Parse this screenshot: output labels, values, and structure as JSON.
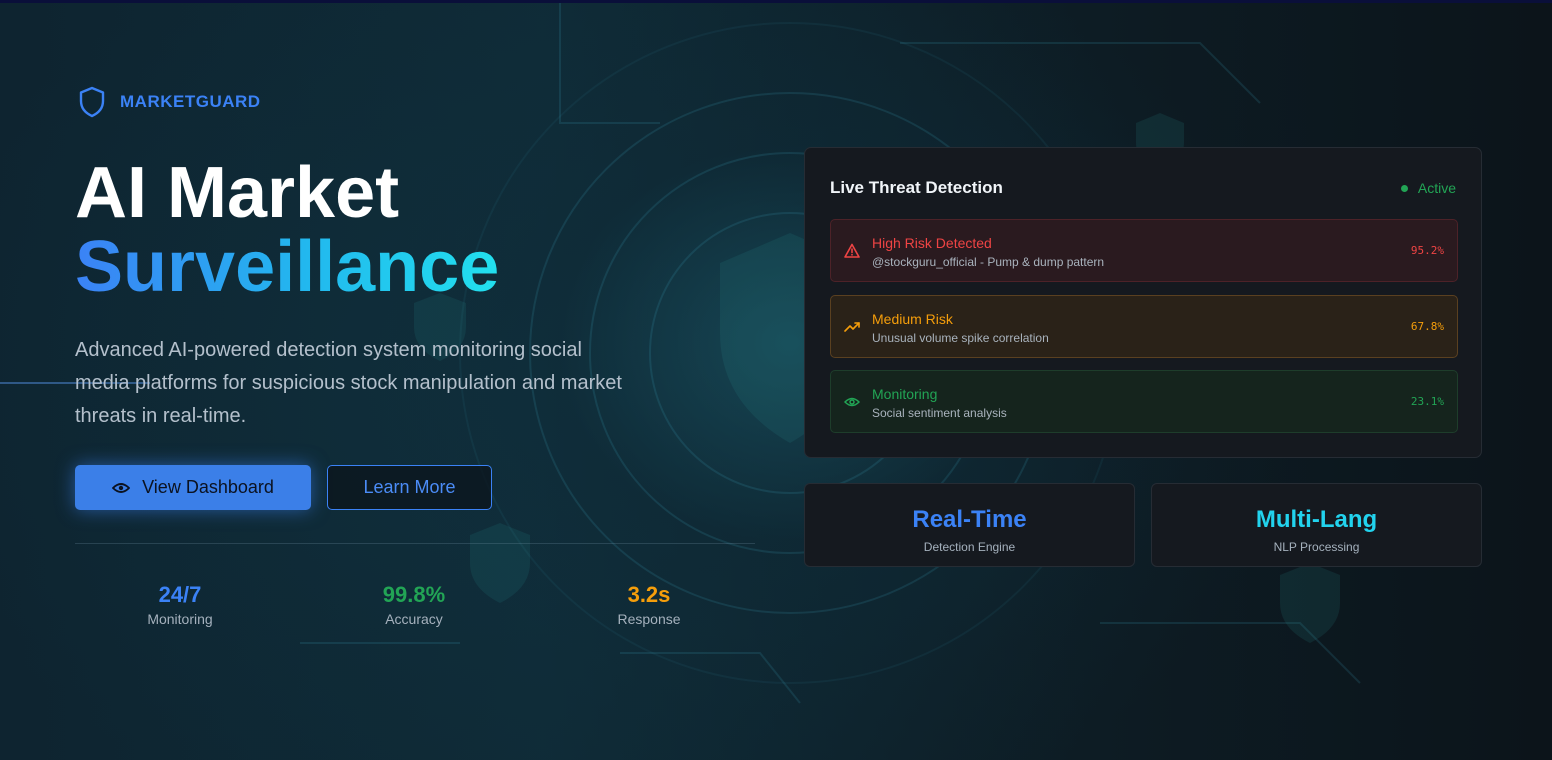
{
  "brand": {
    "name": "MARKETGUARD",
    "icon": "shield-icon"
  },
  "hero": {
    "title_line1": "AI Market",
    "title_line2": "Surveillance",
    "description": "Advanced AI-powered detection system monitoring social media platforms for suspicious stock manipulation and market threats in real-time."
  },
  "buttons": {
    "primary_label": "View Dashboard",
    "primary_icon": "eye-icon",
    "secondary_label": "Learn More"
  },
  "stats": [
    {
      "value": "24/7",
      "label": "Monitoring",
      "color": "#3b82f6"
    },
    {
      "value": "99.8%",
      "label": "Accuracy",
      "color": "#22a455"
    },
    {
      "value": "3.2s",
      "label": "Response",
      "color": "#f59e0b"
    }
  ],
  "panel": {
    "title": "Live Threat Detection",
    "status": "Active",
    "alerts": [
      {
        "title": "High Risk Detected",
        "subtitle": "@stockguru_official - Pump & dump pattern",
        "percent": "95.2%",
        "icon": "warning-triangle-icon",
        "color": "#ef4444"
      },
      {
        "title": "Medium Risk",
        "subtitle": "Unusual volume spike correlation",
        "percent": "67.8%",
        "icon": "trending-up-icon",
        "color": "#f59e0b"
      },
      {
        "title": "Monitoring",
        "subtitle": "Social sentiment analysis",
        "percent": "23.1%",
        "icon": "eye-icon",
        "color": "#22a455"
      }
    ]
  },
  "features": [
    {
      "title": "Real-Time",
      "subtitle": "Detection Engine",
      "color": "#3b82f6"
    },
    {
      "title": "Multi-Lang",
      "subtitle": "NLP Processing",
      "color": "#22d3ee"
    }
  ]
}
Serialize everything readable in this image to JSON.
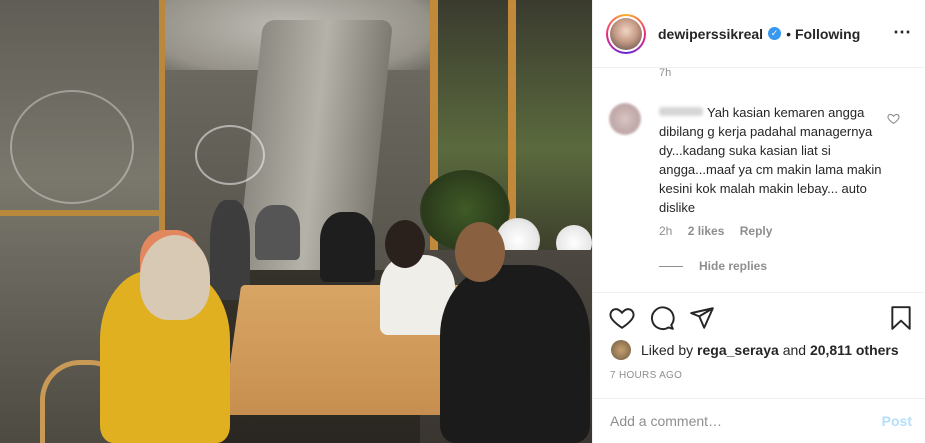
{
  "header": {
    "username": "dewiperssikreal",
    "verified_mark": "✓",
    "separator": "•",
    "follow_status": "Following",
    "more_icon": "⋯"
  },
  "previous_comment_time": "7h",
  "comment": {
    "text": "Yah kasian kemaren angga dibilang g kerja padahal managernya dy...kadang suka kasian liat si angga...maaf ya cm makin lama makin kesini kok malah makin lebay... auto dislike",
    "time": "2h",
    "likes": "2 likes",
    "reply_label": "Reply",
    "hide_replies_label": "Hide replies"
  },
  "actions": {
    "icons": [
      "heart-icon",
      "comment-icon",
      "share-icon",
      "bookmark-icon"
    ]
  },
  "likes": {
    "prefix": "Liked by ",
    "user": "rega_seraya",
    "middle": " and ",
    "others": "20,811 others"
  },
  "post_time": "7 HOURS AGO",
  "add_comment": {
    "placeholder": "Add a comment…",
    "post_label": "Post"
  },
  "colors": {
    "verified": "#3897f0",
    "post_button_disabled": "#b2dffc",
    "muted_text": "#8e8e8e"
  }
}
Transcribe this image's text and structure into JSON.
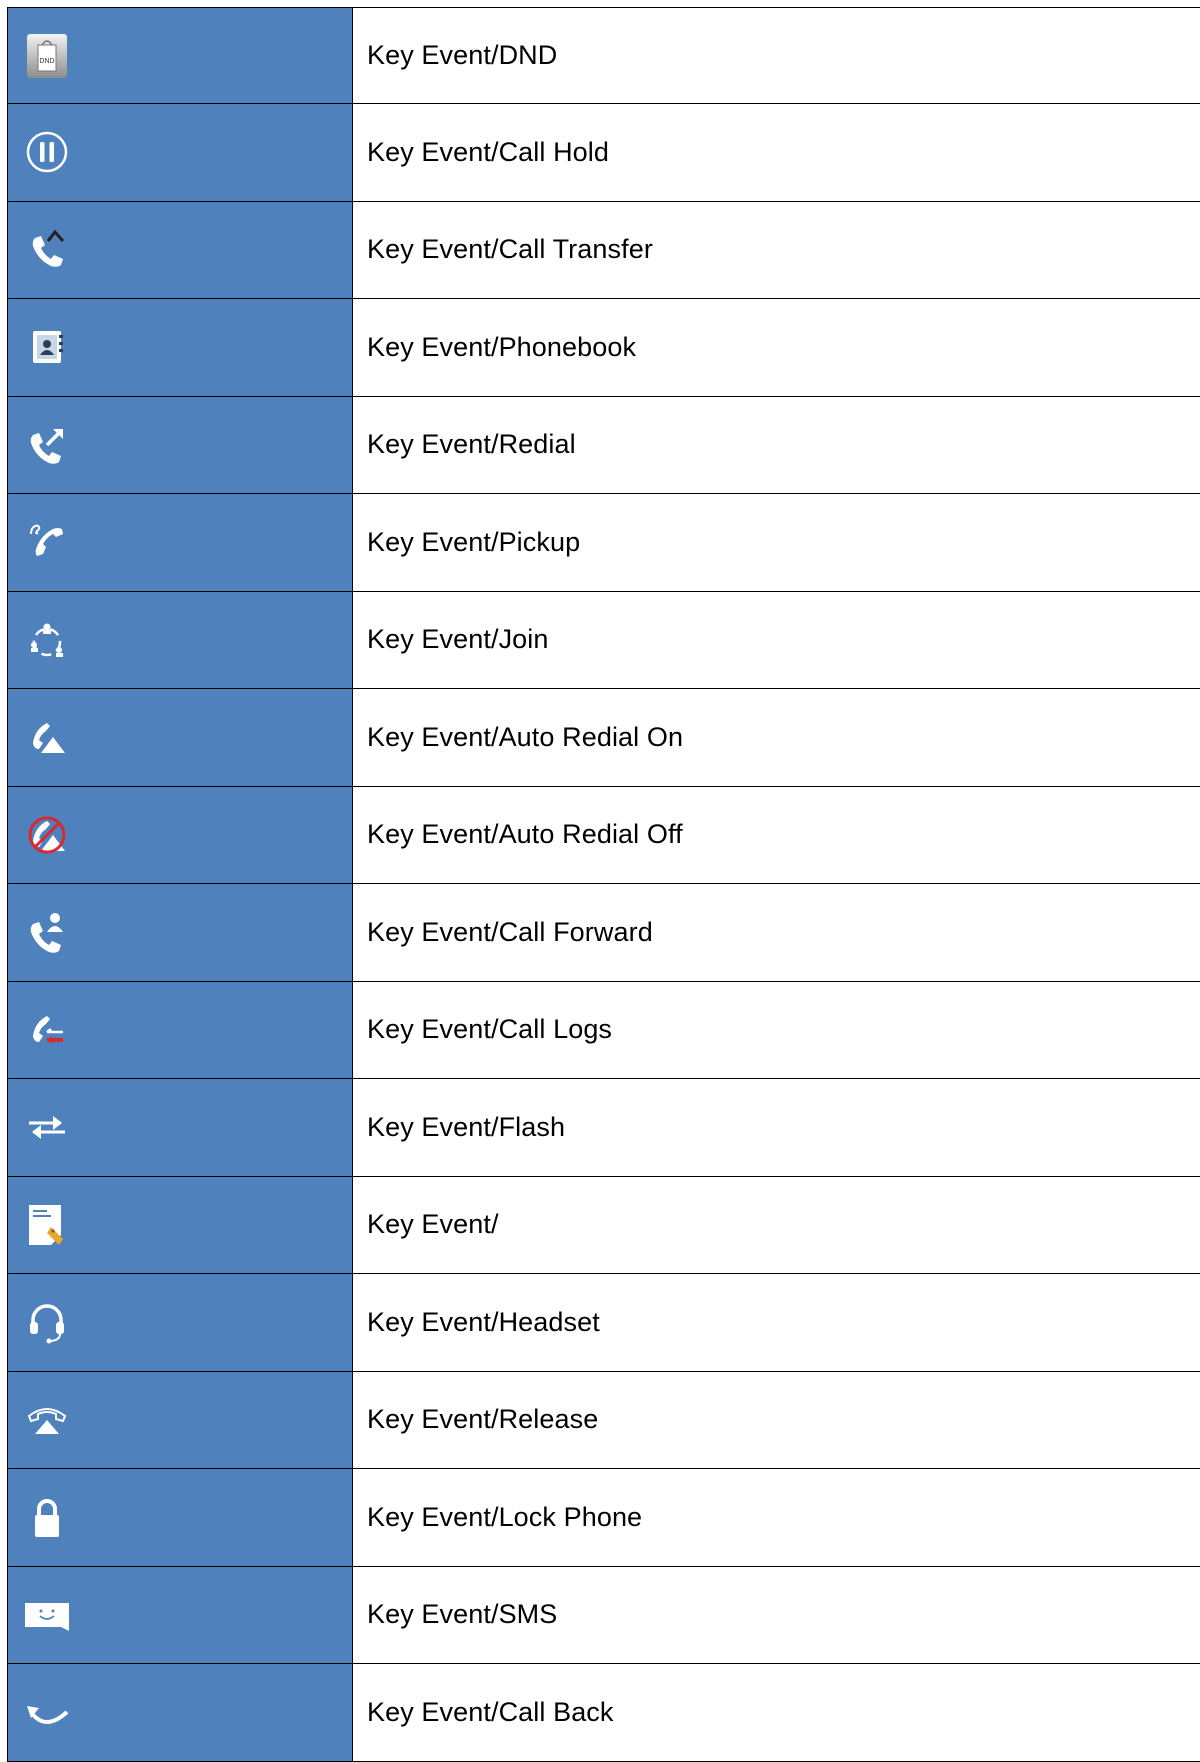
{
  "rows": [
    {
      "icon": "dnd-tag-icon",
      "label": "Key Event/DND"
    },
    {
      "icon": "pause-circle-icon",
      "label": "Key Event/Call Hold"
    },
    {
      "icon": "phone-transfer-icon",
      "label": "Key Event/Call Transfer"
    },
    {
      "icon": "phonebook-icon",
      "label": "Key Event/Phonebook"
    },
    {
      "icon": "phone-redial-icon",
      "label": "Key Event/Redial"
    },
    {
      "icon": "phone-pickup-icon",
      "label": "Key Event/Pickup"
    },
    {
      "icon": "join-conference-icon",
      "label": "Key Event/Join"
    },
    {
      "icon": "auto-redial-on-icon",
      "label": "Key Event/Auto Redial On"
    },
    {
      "icon": "auto-redial-off-icon",
      "label": "Key Event/Auto Redial Off"
    },
    {
      "icon": "call-forward-icon",
      "label": "Key Event/Call Forward"
    },
    {
      "icon": "call-logs-icon",
      "label": "Key Event/Call Logs"
    },
    {
      "icon": "flash-arrows-icon",
      "label": "Key Event/Flash"
    },
    {
      "icon": "memo-tag-icon",
      "label": "Key Event/"
    },
    {
      "icon": "headset-icon",
      "label": "Key Event/Headset"
    },
    {
      "icon": "release-icon",
      "label": "Key Event/Release"
    },
    {
      "icon": "lock-icon",
      "label": "Key Event/Lock Phone"
    },
    {
      "icon": "sms-icon",
      "label": "Key Event/SMS"
    },
    {
      "icon": "call-back-icon",
      "label": "Key Event/Call Back"
    }
  ],
  "dnd_icon_text": "DND",
  "colors": {
    "icon_cell_background": "#4f81bd",
    "border": "#000000",
    "icon_white": "#ffffff",
    "accent_red": "#d9282f",
    "tag_orange": "#e8a82a"
  }
}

- - - - -

Except for the pictures, reproduce every line exactly.

Parse this screenshot: output labels, values, and structure as JSON.
{
  "brand": {
    "name": "MARKETGUARD",
    "icon": "shield-icon"
  },
  "hero": {
    "title_line1": "AI Market",
    "title_line2": "Surveillance",
    "description": "Advanced AI-powered detection system monitoring social media platforms for suspicious stock manipulation and market threats in real-time."
  },
  "buttons": {
    "primary_label": "View Dashboard",
    "primary_icon": "eye-icon",
    "secondary_label": "Learn More"
  },
  "stats": [
    {
      "value": "24/7",
      "label": "Monitoring",
      "color": "#3b82f6"
    },
    {
      "value": "99.8%",
      "label": "Accuracy",
      "color": "#22a455"
    },
    {
      "value": "3.2s",
      "label": "Response",
      "color": "#f59e0b"
    }
  ],
  "panel": {
    "title": "Live Threat Detection",
    "status": "Active",
    "alerts": [
      {
        "title": "High Risk Detected",
        "subtitle": "@stockguru_official - Pump & dump pattern",
        "percent": "95.2%",
        "icon": "warning-triangle-icon",
        "color": "#ef4444"
      },
      {
        "title": "Medium Risk",
        "subtitle": "Unusual volume spike correlation",
        "percent": "67.8%",
        "icon": "trending-up-icon",
        "color": "#f59e0b"
      },
      {
        "title": "Monitoring",
        "subtitle": "Social sentiment analysis",
        "percent": "23.1%",
        "icon": "eye-icon",
        "color": "#22a455"
      }
    ]
  },
  "features": [
    {
      "title": "Real-Time",
      "subtitle": "Detection Engine",
      "color": "#3b82f6"
    },
    {
      "title": "Multi-Lang",
      "subtitle": "NLP Processing",
      "color": "#22d3ee"
    }
  ]
}
Serialize everything readable in this image to JSON.
{
  "header": {
    "username": "dewiperssikreal",
    "verified_mark": "✓",
    "separator": "•",
    "follow_status": "Following",
    "more_icon": "⋯"
  },
  "previous_comment_time": "7h",
  "comment": {
    "text": "Yah kasian kemaren angga dibilang g kerja padahal managernya dy...kadang suka kasian liat si angga...maaf ya cm makin lama makin kesini kok malah makin lebay... auto dislike",
    "time": "2h",
    "likes": "2 likes",
    "reply_label": "Reply",
    "hide_replies_label": "Hide replies"
  },
  "actions": {
    "icons": [
      "heart-icon",
      "comment-icon",
      "share-icon",
      "bookmark-icon"
    ]
  },
  "likes": {
    "prefix": "Liked by ",
    "user": "rega_seraya",
    "middle": " and ",
    "others": "20,811 others"
  },
  "post_time": "7 HOURS AGO",
  "add_comment": {
    "placeholder": "Add a comment…",
    "post_label": "Post"
  },
  "colors": {
    "verified": "#3897f0",
    "post_button_disabled": "#b2dffc",
    "muted_text": "#8e8e8e"
  }
}
Transcribe this image's text and structure into JSON.
{
  "rows": [
    {
      "icon": "dnd-tag-icon",
      "label": "Key Event/DND"
    },
    {
      "icon": "pause-circle-icon",
      "label": "Key Event/Call Hold"
    },
    {
      "icon": "phone-transfer-icon",
      "label": "Key Event/Call Transfer"
    },
    {
      "icon": "phonebook-icon",
      "label": "Key Event/Phonebook"
    },
    {
      "icon": "phone-redial-icon",
      "label": "Key Event/Redial"
    },
    {
      "icon": "phone-pickup-icon",
      "label": "Key Event/Pickup"
    },
    {
      "icon": "join-conference-icon",
      "label": "Key Event/Join"
    },
    {
      "icon": "auto-redial-on-icon",
      "label": "Key Event/Auto Redial On"
    },
    {
      "icon": "auto-redial-off-icon",
      "label": "Key Event/Auto Redial Off"
    },
    {
      "icon": "call-forward-icon",
      "label": "Key Event/Call Forward"
    },
    {
      "icon": "call-logs-icon",
      "label": "Key Event/Call Logs"
    },
    {
      "icon": "flash-arrows-icon",
      "label": "Key Event/Flash"
    },
    {
      "icon": "memo-tag-icon",
      "label": "Key Event/"
    },
    {
      "icon": "headset-icon",
      "label": "Key Event/Headset"
    },
    {
      "icon": "release-icon",
      "label": "Key Event/Release"
    },
    {
      "icon": "lock-icon",
      "label": "Key Event/Lock Phone"
    },
    {
      "icon": "sms-icon",
      "label": "Key Event/SMS"
    },
    {
      "icon": "call-back-icon",
      "label": "Key Event/Call Back"
    }
  ],
  "dnd_icon_text": "DND",
  "colors": {
    "icon_cell_background": "#4f81bd",
    "border": "#000000",
    "icon_white": "#ffffff",
    "accent_red": "#d9282f",
    "tag_orange": "#e8a82a"
  }
}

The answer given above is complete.